____ PROVIDED RECORDS
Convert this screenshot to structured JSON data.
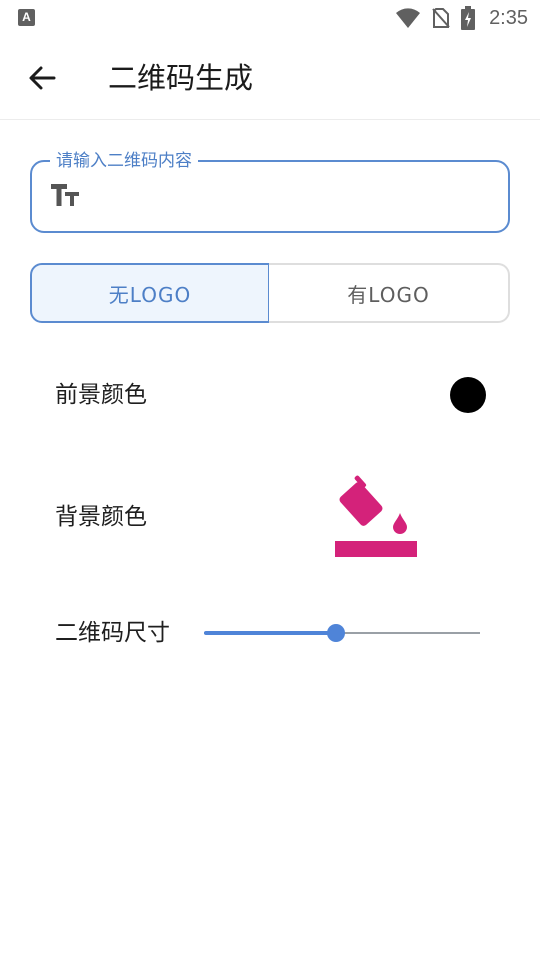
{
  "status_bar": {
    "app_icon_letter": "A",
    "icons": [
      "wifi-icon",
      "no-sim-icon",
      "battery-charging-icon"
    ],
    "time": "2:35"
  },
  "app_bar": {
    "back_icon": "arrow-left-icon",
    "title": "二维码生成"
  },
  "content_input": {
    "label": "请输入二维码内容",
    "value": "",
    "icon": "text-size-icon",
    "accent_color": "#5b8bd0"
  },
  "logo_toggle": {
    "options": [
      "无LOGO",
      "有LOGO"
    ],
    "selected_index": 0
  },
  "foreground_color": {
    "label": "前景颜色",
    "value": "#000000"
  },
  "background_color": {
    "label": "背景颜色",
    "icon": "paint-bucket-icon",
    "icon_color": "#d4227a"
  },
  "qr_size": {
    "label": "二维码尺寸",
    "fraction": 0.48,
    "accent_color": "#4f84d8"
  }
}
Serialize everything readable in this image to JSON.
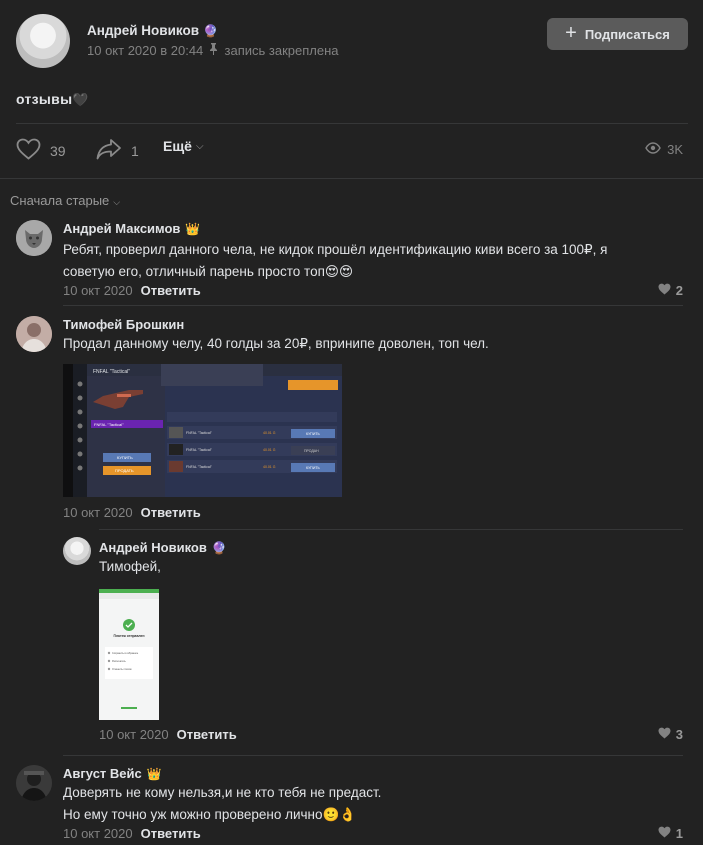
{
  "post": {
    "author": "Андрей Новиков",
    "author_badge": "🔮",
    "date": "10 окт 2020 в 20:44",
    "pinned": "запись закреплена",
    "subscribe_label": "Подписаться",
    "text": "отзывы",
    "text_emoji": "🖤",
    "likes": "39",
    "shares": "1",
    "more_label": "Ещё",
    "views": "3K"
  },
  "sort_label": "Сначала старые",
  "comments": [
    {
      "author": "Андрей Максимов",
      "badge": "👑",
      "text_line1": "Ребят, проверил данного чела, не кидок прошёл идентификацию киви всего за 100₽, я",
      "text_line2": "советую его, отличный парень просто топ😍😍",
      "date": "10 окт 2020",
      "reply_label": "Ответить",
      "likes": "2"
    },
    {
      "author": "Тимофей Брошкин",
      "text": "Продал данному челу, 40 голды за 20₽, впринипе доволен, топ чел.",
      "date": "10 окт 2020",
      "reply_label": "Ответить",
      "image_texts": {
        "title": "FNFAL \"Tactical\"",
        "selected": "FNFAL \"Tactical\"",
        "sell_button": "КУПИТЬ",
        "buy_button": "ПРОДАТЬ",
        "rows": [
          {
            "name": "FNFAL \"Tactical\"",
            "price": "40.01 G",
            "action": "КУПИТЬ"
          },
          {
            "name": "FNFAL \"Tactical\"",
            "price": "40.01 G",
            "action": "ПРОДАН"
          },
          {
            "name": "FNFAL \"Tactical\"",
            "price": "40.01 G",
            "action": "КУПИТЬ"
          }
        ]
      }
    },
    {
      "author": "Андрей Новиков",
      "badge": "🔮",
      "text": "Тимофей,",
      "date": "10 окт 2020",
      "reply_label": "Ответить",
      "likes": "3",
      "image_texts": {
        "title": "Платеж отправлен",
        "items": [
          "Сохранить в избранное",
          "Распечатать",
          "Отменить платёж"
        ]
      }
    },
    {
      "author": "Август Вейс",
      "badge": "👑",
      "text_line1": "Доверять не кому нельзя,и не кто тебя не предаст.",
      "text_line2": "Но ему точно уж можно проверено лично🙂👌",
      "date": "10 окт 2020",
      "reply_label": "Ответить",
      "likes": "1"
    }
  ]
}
________
Every entry above should be duplicated exactly. Do not include the images.

Convert this screenshot to structured JSON data.
{
  "status_bar": {
    "app_icon_letter": "A",
    "icons": [
      "wifi-icon",
      "no-sim-icon",
      "battery-charging-icon"
    ],
    "time": "2:35"
  },
  "app_bar": {
    "back_icon": "arrow-left-icon",
    "title": "二维码生成"
  },
  "content_input": {
    "label": "请输入二维码内容",
    "value": "",
    "icon": "text-size-icon",
    "accent_color": "#5b8bd0"
  },
  "logo_toggle": {
    "options": [
      "无LOGO",
      "有LOGO"
    ],
    "selected_index": 0
  },
  "foreground_color": {
    "label": "前景颜色",
    "value": "#000000"
  },
  "background_color": {
    "label": "背景颜色",
    "icon": "paint-bucket-icon",
    "icon_color": "#d4227a"
  },
  "qr_size": {
    "label": "二维码尺寸",
    "fraction": 0.48,
    "accent_color": "#4f84d8"
  }
}
Serialize everything readable in this image to JSON.
{
  "post": {
    "author": "Андрей Новиков",
    "author_badge": "🔮",
    "date": "10 окт 2020 в 20:44",
    "pinned": "запись закреплена",
    "subscribe_label": "Подписаться",
    "text": "отзывы",
    "text_emoji": "🖤",
    "likes": "39",
    "shares": "1",
    "more_label": "Ещё",
    "views": "3K"
  },
  "sort_label": "Сначала старые",
  "comments": [
    {
      "author": "Андрей Максимов",
      "badge": "👑",
      "text_line1": "Ребят, проверил данного чела, не кидок прошёл идентификацию киви всего за 100₽, я",
      "text_line2": "советую его, отличный парень просто топ😍😍",
      "date": "10 окт 2020",
      "reply_label": "Ответить",
      "likes": "2"
    },
    {
      "author": "Тимофей Брошкин",
      "text": "Продал данному челу, 40 голды за 20₽, впринипе доволен, топ чел.",
      "date": "10 окт 2020",
      "reply_label": "Ответить",
      "image_texts": {
        "title": "FNFAL \"Tactical\"",
        "selected": "FNFAL \"Tactical\"",
        "sell_button": "КУПИТЬ",
        "buy_button": "ПРОДАТЬ",
        "rows": [
          {
            "name": "FNFAL \"Tactical\"",
            "price": "40.01 G",
            "action": "КУПИТЬ"
          },
          {
            "name": "FNFAL \"Tactical\"",
            "price": "40.01 G",
            "action": "ПРОДАН"
          },
          {
            "name": "FNFAL \"Tactical\"",
            "price": "40.01 G",
            "action": "КУПИТЬ"
          }
        ]
      }
    },
    {
      "author": "Андрей Новиков",
      "badge": "🔮",
      "text": "Тимофей,",
      "date": "10 окт 2020",
      "reply_label": "Ответить",
      "likes": "3",
      "image_texts": {
        "title": "Платеж отправлен",
        "items": [
          "Сохранить в избранное",
          "Распечатать",
          "Отменить платёж"
        ]
      }
    },
    {
      "author": "Август Вейс",
      "badge": "👑",
      "text_line1": "Доверять не кому нельзя,и не кто тебя не предаст.",
      "text_line2": "Но ему точно уж можно проверено лично🙂👌",
      "date": "10 окт 2020",
      "reply_label": "Ответить",
      "likes": "1"
    }
  ]
}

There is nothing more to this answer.